| EXERCISE OBJECTIVE |
Check each line for the word "Button" and give how many have it. Say nothing else.

(Data listing)
** Begin **
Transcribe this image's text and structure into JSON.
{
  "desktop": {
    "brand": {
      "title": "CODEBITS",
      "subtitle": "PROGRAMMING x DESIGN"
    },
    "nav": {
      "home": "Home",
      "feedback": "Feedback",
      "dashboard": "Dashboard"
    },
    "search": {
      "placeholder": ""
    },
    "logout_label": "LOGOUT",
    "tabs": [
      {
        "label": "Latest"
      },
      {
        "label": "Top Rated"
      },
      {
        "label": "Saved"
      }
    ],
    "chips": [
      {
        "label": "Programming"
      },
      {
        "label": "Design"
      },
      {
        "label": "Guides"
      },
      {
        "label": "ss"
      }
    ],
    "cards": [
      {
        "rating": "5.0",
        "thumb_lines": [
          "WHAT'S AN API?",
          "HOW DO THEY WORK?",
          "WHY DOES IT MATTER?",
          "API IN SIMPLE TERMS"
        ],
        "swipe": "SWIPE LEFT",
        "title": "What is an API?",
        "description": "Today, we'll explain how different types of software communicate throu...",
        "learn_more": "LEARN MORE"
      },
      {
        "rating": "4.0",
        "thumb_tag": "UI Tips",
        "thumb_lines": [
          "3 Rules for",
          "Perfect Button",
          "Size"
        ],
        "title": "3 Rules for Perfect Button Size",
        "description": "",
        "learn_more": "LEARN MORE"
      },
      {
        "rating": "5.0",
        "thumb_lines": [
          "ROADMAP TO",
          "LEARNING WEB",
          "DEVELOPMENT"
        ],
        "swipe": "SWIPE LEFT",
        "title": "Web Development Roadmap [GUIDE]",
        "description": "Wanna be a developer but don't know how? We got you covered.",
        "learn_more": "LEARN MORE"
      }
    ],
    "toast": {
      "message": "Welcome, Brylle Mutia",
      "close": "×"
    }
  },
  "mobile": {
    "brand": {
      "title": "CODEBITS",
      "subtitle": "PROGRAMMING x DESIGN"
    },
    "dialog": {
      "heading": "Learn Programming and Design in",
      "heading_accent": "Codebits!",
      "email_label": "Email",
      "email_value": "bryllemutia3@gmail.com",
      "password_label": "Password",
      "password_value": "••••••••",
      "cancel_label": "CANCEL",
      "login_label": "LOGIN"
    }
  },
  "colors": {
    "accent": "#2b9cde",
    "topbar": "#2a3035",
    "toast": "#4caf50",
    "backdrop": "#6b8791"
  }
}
** End **
| RESULT OF THIS EXERCISE |
2